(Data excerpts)
········

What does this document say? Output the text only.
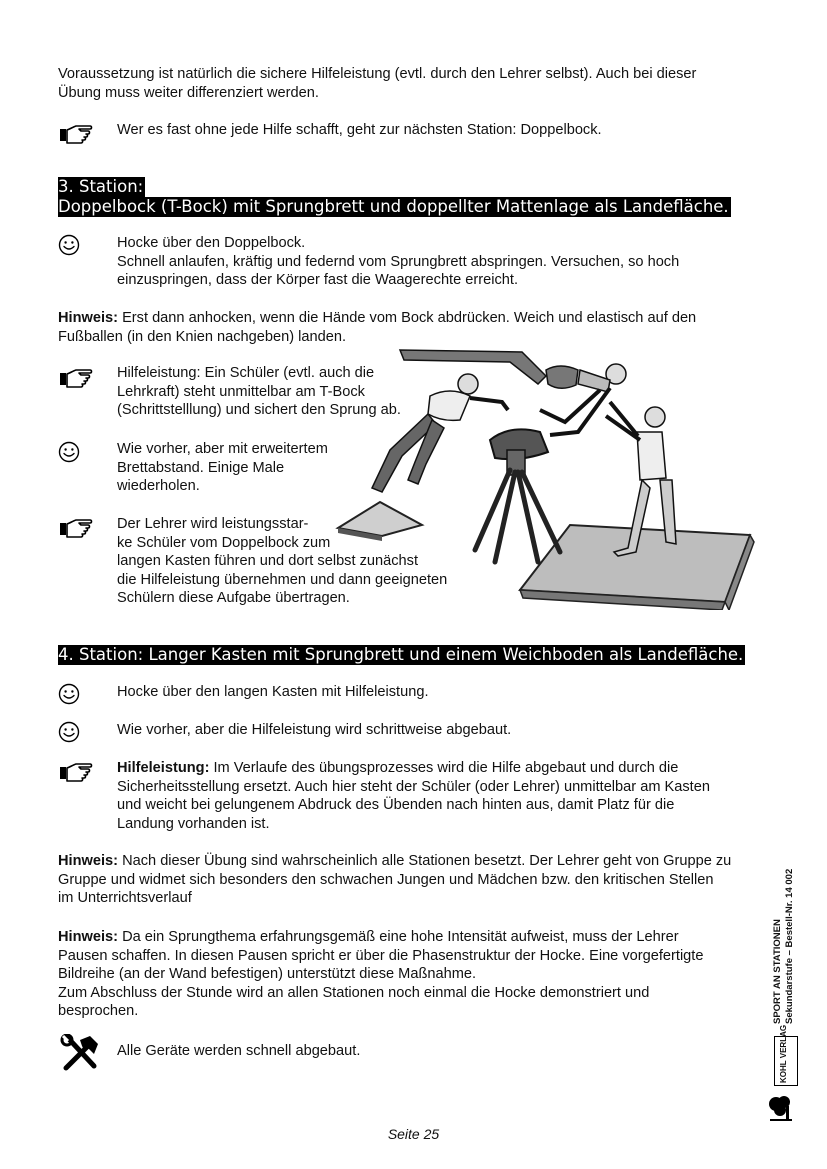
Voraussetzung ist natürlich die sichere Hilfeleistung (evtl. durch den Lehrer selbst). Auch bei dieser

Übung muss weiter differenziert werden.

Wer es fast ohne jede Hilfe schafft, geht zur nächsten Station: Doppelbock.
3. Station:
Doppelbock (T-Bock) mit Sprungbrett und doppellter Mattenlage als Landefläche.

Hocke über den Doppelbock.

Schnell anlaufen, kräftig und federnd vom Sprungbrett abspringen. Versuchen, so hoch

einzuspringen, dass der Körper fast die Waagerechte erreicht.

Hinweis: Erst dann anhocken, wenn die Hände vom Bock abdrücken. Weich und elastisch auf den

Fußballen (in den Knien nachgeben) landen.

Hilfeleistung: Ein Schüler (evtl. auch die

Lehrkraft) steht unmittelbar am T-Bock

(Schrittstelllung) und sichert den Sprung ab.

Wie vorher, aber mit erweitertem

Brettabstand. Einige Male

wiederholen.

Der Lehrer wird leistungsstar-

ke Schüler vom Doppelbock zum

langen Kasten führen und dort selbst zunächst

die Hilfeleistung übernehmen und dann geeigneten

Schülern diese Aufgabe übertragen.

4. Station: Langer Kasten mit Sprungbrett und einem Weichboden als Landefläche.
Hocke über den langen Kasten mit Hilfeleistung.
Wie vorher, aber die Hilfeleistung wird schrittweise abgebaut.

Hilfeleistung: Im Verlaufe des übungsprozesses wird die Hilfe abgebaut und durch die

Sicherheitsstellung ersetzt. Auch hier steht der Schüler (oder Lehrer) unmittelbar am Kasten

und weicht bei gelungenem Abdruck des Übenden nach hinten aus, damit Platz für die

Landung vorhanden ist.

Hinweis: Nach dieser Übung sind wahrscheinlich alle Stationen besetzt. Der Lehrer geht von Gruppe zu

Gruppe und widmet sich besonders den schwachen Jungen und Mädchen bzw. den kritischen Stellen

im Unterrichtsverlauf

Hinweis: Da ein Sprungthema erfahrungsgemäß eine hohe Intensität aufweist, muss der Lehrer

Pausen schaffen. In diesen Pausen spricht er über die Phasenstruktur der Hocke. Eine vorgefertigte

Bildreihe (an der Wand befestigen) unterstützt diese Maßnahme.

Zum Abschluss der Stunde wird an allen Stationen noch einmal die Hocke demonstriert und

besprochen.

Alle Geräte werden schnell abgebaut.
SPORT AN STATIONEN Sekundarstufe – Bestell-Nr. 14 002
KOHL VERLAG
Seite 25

········

• [Problem details]:
Quote the records in full and exactly; skip any image.

• [Solution below]:
What does this document say? Output the text only.
Voraussetzung ist natürlich die sichere Hilfeleistung (evtl. durch den Lehrer selbst). Auch bei dieser

Übung muss weiter differenziert werden.

Wer es fast ohne jede Hilfe schafft, geht zur nächsten Station: Doppelbock.
3. Station:
Doppelbock (T-Bock) mit Sprungbrett und doppellter Mattenlage als Landefläche.

Hocke über den Doppelbock.

Schnell anlaufen, kräftig und federnd vom Sprungbrett abspringen. Versuchen, so hoch

einzuspringen, dass der Körper fast die Waagerechte erreicht.

Hinweis: Erst dann anhocken, wenn die Hände vom Bock abdrücken. Weich und elastisch auf den

Fußballen (in den Knien nachgeben) landen.

Hilfeleistung: Ein Schüler (evtl. auch die

Lehrkraft) steht unmittelbar am T-Bock

(Schrittstelllung) und sichert den Sprung ab.

Wie vorher, aber mit erweitertem

Brettabstand. Einige Male

wiederholen.

Der Lehrer wird leistungsstar-

ke Schüler vom Doppelbock zum

langen Kasten führen und dort selbst zunächst

die Hilfeleistung übernehmen und dann geeigneten

Schülern diese Aufgabe übertragen.

4. Station: Langer Kasten mit Sprungbrett und einem Weichboden als Landefläche.
Hocke über den langen Kasten mit Hilfeleistung.
Wie vorher, aber die Hilfeleistung wird schrittweise abgebaut.

Hilfeleistung: Im Verlaufe des übungsprozesses wird die Hilfe abgebaut und durch die

Sicherheitsstellung ersetzt. Auch hier steht der Schüler (oder Lehrer) unmittelbar am Kasten

und weicht bei gelungenem Abdruck des Übenden nach hinten aus, damit Platz für die

Landung vorhanden ist.

Hinweis: Nach dieser Übung sind wahrscheinlich alle Stationen besetzt. Der Lehrer geht von Gruppe zu

Gruppe und widmet sich besonders den schwachen Jungen und Mädchen bzw. den kritischen Stellen

im Unterrichtsverlauf

Hinweis: Da ein Sprungthema erfahrungsgemäß eine hohe Intensität aufweist, muss der Lehrer

Pausen schaffen. In diesen Pausen spricht er über die Phasenstruktur der Hocke. Eine vorgefertigte

Bildreihe (an der Wand befestigen) unterstützt diese Maßnahme.

Zum Abschluss der Stunde wird an allen Stationen noch einmal die Hocke demonstriert und

besprochen.

Alle Geräte werden schnell abgebaut.
SPORT AN STATIONEN Sekundarstufe – Bestell-Nr. 14 002
KOHL VERLAG
Seite 25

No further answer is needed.